• **Aim of the exercise**:
In the episode recap, how many years have the Blooms been retired from the CIA?

A picture-perfect, young married couple has their own catering company together. What a novel concept. This could be a quaint little show. Never mind that odd chase and shootout scene across rooftops in Paris to start this episode. What was that about? That must've been some television show the lovely Mr. and Mrs. Bloom were watching before they got back to preparing food in their cozy catering business, right? Moving on, it seems like there's trouble brewing in the kitchen between the happily bantering couple and their staff. Samantha Bloom (Gugu Mbatha-Raw) has been overpaying her employees, her husband Steven (Boris Kodjoe) points out. It's hard not to over-compensate hardworking culinary experts, Samantha; don't sweat it. But on top of that, there's been a slight misunderstanding between Sam and her sister Lizzy (Mekia Cox) over the spread for a wedding where one of the parties is an Orthodox Jew. Lizzy has OK'd pork. Oh no! This one's going to be a sticky mess to get out of.
Now that we have our conflict, let's meet some more of the interesting characters we'll be spending a lot of time with. Before Lizzy and the Blooms can tackle their catering conflicts, an older man shows up at their door by the name of Carlton Shaw (Gerald McRaney). He's all gruff and business. (He must be one of their regular catering clients who is always causing trouble.) Shaw asks to speak with Samantha and Steven in private to offer them a job and begins implying he knows exactly who these people are. We've only spent five minutes with these two, and I think it's safe to say we all know exactly who they are, Shaw. They're the hottest couple to hit the catering industry since sliced bread and butter, that's who. Mr. Shaw plops a file folder down in front of the Blooms to tell them the guy that was being chased through Paris is missing and... WAIT. That was real?! Carlton Shaw is a CIA agent and the Blooms are retired agents, five years removed. Whaaa?! Well... my dreams of a fictional, clever culinary couple show have been dashed. Shaw puts on a guilt trip when grudgingly fulfilling his duty to try and recruit Sam and Steven to track down the missing Agent Leo Nash, which festers in their minds the rest of the night along with their shared realization of romantic stagnation until they both separately seek out Shaw to accept the assignment -- first discussing it, as any married couple would, in terms of, "Can we do this?" They decide they can and have Shaw's full cooperation and resources at their disposal. Here we go.

Document layout analysis data:
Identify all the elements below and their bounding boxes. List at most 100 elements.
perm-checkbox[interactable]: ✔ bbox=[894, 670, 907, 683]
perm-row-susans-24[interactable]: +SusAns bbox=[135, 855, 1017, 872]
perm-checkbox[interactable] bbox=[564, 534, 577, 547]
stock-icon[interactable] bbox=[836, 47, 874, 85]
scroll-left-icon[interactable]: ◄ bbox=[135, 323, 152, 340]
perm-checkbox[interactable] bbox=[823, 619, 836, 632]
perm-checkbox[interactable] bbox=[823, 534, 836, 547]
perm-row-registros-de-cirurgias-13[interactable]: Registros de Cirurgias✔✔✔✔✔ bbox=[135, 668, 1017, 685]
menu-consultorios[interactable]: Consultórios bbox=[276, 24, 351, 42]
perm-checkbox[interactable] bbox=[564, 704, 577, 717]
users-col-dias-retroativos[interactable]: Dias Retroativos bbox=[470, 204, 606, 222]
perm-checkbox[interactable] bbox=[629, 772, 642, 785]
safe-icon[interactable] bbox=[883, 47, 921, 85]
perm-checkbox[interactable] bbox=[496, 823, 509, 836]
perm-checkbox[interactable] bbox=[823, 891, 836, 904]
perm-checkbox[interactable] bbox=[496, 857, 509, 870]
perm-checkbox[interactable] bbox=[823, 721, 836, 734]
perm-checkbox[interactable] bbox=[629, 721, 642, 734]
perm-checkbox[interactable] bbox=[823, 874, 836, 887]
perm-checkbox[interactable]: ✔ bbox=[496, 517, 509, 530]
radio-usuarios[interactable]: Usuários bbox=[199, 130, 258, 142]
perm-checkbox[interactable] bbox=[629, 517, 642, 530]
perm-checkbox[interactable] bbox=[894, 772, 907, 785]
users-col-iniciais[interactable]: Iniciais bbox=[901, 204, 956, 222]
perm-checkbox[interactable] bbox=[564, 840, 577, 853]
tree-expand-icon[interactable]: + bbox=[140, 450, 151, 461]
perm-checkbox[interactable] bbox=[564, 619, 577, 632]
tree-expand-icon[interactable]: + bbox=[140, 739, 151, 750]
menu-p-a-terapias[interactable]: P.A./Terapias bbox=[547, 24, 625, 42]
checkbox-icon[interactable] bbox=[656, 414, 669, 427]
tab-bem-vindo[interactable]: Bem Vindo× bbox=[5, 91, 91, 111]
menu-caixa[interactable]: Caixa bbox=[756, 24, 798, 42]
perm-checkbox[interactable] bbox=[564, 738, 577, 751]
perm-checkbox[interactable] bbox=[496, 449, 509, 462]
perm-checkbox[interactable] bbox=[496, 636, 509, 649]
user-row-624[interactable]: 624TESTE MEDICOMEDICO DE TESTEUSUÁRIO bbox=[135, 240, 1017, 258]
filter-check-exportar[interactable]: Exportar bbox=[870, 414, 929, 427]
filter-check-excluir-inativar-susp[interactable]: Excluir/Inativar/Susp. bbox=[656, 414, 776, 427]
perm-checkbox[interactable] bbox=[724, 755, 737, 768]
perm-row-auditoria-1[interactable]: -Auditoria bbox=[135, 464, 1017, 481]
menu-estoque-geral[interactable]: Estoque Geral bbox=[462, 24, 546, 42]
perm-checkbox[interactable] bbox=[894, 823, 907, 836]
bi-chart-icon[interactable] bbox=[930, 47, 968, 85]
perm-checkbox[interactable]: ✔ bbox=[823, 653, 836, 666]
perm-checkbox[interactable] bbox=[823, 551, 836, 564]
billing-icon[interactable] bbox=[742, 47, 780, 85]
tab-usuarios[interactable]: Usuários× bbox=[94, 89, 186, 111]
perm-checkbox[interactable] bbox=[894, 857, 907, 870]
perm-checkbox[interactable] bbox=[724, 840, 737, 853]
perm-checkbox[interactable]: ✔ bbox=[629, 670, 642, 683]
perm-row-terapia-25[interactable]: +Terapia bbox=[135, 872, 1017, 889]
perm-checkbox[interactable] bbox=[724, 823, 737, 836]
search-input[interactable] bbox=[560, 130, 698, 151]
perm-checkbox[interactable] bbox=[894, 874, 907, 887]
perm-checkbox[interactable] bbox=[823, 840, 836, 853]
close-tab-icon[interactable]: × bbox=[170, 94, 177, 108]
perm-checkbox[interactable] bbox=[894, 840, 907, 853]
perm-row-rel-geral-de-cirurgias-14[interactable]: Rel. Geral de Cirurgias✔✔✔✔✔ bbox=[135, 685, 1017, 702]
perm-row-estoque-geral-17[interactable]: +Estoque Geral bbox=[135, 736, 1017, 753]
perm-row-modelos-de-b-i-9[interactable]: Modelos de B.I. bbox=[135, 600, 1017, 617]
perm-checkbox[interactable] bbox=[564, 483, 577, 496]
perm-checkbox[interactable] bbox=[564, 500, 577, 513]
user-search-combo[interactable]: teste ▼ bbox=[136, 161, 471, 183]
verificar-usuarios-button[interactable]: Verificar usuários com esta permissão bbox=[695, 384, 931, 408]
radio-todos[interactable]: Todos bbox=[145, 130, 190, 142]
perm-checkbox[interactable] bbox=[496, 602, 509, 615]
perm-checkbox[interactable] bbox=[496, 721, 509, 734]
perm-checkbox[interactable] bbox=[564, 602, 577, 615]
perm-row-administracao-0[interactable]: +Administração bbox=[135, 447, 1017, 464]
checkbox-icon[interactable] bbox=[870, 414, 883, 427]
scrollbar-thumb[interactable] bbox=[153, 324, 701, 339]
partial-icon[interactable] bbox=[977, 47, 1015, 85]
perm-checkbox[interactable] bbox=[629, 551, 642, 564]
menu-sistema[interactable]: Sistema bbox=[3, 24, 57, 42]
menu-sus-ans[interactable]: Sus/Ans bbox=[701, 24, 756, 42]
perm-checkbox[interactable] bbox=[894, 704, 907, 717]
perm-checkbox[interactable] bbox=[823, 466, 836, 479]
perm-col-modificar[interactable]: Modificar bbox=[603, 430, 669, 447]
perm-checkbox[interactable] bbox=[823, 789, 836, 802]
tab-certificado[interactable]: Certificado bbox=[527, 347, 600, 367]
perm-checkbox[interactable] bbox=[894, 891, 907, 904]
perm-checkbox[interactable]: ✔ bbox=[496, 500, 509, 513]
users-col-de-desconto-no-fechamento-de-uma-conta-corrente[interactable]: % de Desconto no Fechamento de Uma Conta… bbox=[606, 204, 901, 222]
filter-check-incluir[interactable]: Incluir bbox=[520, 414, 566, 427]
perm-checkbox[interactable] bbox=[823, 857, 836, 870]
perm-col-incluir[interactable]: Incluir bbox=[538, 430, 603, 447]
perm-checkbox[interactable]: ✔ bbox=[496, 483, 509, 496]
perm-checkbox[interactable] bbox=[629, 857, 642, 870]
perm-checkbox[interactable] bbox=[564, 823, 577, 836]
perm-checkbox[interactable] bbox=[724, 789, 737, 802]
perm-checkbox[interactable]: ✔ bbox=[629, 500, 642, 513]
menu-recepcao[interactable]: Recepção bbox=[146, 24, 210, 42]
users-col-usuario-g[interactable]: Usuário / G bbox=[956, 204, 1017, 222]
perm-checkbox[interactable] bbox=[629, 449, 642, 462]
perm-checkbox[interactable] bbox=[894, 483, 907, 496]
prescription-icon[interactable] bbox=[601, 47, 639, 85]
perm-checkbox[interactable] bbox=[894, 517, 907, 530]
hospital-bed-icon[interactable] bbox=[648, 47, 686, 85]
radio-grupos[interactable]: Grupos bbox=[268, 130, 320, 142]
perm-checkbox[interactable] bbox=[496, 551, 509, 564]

• **Written solution**:
Five years.